* [Stored records]:
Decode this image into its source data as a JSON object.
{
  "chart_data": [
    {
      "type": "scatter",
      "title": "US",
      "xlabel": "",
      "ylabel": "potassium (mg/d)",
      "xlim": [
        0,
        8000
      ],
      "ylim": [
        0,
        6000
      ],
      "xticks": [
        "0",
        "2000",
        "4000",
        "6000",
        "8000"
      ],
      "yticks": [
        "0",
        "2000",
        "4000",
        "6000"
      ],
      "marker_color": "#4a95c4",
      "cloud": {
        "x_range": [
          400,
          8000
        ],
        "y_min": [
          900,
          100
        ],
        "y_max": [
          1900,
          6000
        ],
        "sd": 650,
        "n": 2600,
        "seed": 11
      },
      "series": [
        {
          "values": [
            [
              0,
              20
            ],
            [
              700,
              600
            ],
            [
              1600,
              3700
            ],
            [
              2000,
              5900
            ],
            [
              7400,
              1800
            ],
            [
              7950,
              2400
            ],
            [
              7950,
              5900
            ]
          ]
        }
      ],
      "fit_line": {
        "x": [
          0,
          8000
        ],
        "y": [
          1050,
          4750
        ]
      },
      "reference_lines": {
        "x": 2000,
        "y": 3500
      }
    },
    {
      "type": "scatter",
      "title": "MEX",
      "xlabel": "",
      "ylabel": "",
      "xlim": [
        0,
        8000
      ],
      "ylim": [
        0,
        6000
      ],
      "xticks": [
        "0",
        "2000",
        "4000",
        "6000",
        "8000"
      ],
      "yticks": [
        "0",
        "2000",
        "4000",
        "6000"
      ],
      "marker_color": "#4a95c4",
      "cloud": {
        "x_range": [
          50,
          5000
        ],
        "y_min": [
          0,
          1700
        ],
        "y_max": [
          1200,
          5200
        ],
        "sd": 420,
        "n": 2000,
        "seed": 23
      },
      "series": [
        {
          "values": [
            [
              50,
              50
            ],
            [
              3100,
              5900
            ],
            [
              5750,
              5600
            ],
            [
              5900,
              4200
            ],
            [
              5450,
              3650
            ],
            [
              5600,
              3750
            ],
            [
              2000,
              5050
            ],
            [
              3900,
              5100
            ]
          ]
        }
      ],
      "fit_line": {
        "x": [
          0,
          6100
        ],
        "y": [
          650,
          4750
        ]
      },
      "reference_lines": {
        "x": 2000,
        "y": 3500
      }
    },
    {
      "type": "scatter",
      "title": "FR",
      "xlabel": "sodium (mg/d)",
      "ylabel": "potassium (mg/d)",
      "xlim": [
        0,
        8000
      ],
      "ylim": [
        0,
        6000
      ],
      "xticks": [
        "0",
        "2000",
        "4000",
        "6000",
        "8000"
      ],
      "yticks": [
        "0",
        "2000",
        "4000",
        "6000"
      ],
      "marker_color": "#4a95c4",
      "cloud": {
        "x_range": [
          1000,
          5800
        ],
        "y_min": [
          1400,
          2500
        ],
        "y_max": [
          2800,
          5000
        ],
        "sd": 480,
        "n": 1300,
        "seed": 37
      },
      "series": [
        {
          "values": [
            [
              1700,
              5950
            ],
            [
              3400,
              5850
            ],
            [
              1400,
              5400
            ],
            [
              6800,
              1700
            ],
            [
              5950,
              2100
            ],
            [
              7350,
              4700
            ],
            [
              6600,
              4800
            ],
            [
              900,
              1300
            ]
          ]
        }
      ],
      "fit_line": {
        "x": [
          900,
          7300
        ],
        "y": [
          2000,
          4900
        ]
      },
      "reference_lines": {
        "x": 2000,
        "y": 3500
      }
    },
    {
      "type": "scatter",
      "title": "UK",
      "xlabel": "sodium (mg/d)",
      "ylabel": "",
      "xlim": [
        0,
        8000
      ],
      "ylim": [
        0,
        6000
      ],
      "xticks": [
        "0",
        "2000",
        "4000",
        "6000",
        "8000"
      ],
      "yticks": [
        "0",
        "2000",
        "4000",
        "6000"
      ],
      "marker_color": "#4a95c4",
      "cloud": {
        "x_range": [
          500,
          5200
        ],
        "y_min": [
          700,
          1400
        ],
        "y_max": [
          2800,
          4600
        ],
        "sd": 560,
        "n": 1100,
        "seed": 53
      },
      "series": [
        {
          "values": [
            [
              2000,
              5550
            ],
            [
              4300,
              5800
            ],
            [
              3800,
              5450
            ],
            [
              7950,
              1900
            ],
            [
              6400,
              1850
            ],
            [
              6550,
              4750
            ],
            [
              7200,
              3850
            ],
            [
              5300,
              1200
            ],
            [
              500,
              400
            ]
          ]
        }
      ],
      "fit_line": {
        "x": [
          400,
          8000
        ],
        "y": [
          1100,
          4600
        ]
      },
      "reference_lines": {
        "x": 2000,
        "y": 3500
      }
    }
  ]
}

* [What is asked]: Extract the listing in its entirety, matching it exactly.

* [Exercise output]:
Decode this image into its source data as a JSON object.
{
  "chart_data": [
    {
      "type": "scatter",
      "title": "US",
      "xlabel": "",
      "ylabel": "potassium (mg/d)",
      "xlim": [
        0,
        8000
      ],
      "ylim": [
        0,
        6000
      ],
      "xticks": [
        "0",
        "2000",
        "4000",
        "6000",
        "8000"
      ],
      "yticks": [
        "0",
        "2000",
        "4000",
        "6000"
      ],
      "marker_color": "#4a95c4",
      "cloud": {
        "x_range": [
          400,
          8000
        ],
        "y_min": [
          900,
          100
        ],
        "y_max": [
          1900,
          6000
        ],
        "sd": 650,
        "n": 2600,
        "seed": 11
      },
      "series": [
        {
          "values": [
            [
              0,
              20
            ],
            [
              700,
              600
            ],
            [
              1600,
              3700
            ],
            [
              2000,
              5900
            ],
            [
              7400,
              1800
            ],
            [
              7950,
              2400
            ],
            [
              7950,
              5900
            ]
          ]
        }
      ],
      "fit_line": {
        "x": [
          0,
          8000
        ],
        "y": [
          1050,
          4750
        ]
      },
      "reference_lines": {
        "x": 2000,
        "y": 3500
      }
    },
    {
      "type": "scatter",
      "title": "MEX",
      "xlabel": "",
      "ylabel": "",
      "xlim": [
        0,
        8000
      ],
      "ylim": [
        0,
        6000
      ],
      "xticks": [
        "0",
        "2000",
        "4000",
        "6000",
        "8000"
      ],
      "yticks": [
        "0",
        "2000",
        "4000",
        "6000"
      ],
      "marker_color": "#4a95c4",
      "cloud": {
        "x_range": [
          50,
          5000
        ],
        "y_min": [
          0,
          1700
        ],
        "y_max": [
          1200,
          5200
        ],
        "sd": 420,
        "n": 2000,
        "seed": 23
      },
      "series": [
        {
          "values": [
            [
              50,
              50
            ],
            [
              3100,
              5900
            ],
            [
              5750,
              5600
            ],
            [
              5900,
              4200
            ],
            [
              5450,
              3650
            ],
            [
              5600,
              3750
            ],
            [
              2000,
              5050
            ],
            [
              3900,
              5100
            ]
          ]
        }
      ],
      "fit_line": {
        "x": [
          0,
          6100
        ],
        "y": [
          650,
          4750
        ]
      },
      "reference_lines": {
        "x": 2000,
        "y": 3500
      }
    },
    {
      "type": "scatter",
      "title": "FR",
      "xlabel": "sodium (mg/d)",
      "ylabel": "potassium (mg/d)",
      "xlim": [
        0,
        8000
      ],
      "ylim": [
        0,
        6000
      ],
      "xticks": [
        "0",
        "2000",
        "4000",
        "6000",
        "8000"
      ],
      "yticks": [
        "0",
        "2000",
        "4000",
        "6000"
      ],
      "marker_color": "#4a95c4",
      "cloud": {
        "x_range": [
          1000,
          5800
        ],
        "y_min": [
          1400,
          2500
        ],
        "y_max": [
          2800,
          5000
        ],
        "sd": 480,
        "n": 1300,
        "seed": 37
      },
      "series": [
        {
          "values": [
            [
              1700,
              5950
            ],
            [
              3400,
              5850
            ],
            [
              1400,
              5400
            ],
            [
              6800,
              1700
            ],
            [
              5950,
              2100
            ],
            [
              7350,
              4700
            ],
            [
              6600,
              4800
            ],
            [
              900,
              1300
            ]
          ]
        }
      ],
      "fit_line": {
        "x": [
          900,
          7300
        ],
        "y": [
          2000,
          4900
        ]
      },
      "reference_lines": {
        "x": 2000,
        "y": 3500
      }
    },
    {
      "type": "scatter",
      "title": "UK",
      "xlabel": "sodium (mg/d)",
      "ylabel": "",
      "xlim": [
        0,
        8000
      ],
      "ylim": [
        0,
        6000
      ],
      "xticks": [
        "0",
        "2000",
        "4000",
        "6000",
        "8000"
      ],
      "yticks": [
        "0",
        "2000",
        "4000",
        "6000"
      ],
      "marker_color": "#4a95c4",
      "cloud": {
        "x_range": [
          500,
          5200
        ],
        "y_min": [
          700,
          1400
        ],
        "y_max": [
          2800,
          4600
        ],
        "sd": 560,
        "n": 1100,
        "seed": 53
      },
      "series": [
        {
          "values": [
            [
              2000,
              5550
            ],
            [
              4300,
              5800
            ],
            [
              3800,
              5450
            ],
            [
              7950,
              1900
            ],
            [
              6400,
              1850
            ],
            [
              6550,
              4750
            ],
            [
              7200,
              3850
            ],
            [
              5300,
              1200
            ],
            [
              500,
              400
            ]
          ]
        }
      ],
      "fit_line": {
        "x": [
          400,
          8000
        ],
        "y": [
          1100,
          4600
        ]
      },
      "reference_lines": {
        "x": 2000,
        "y": 3500
      }
    }
  ]
}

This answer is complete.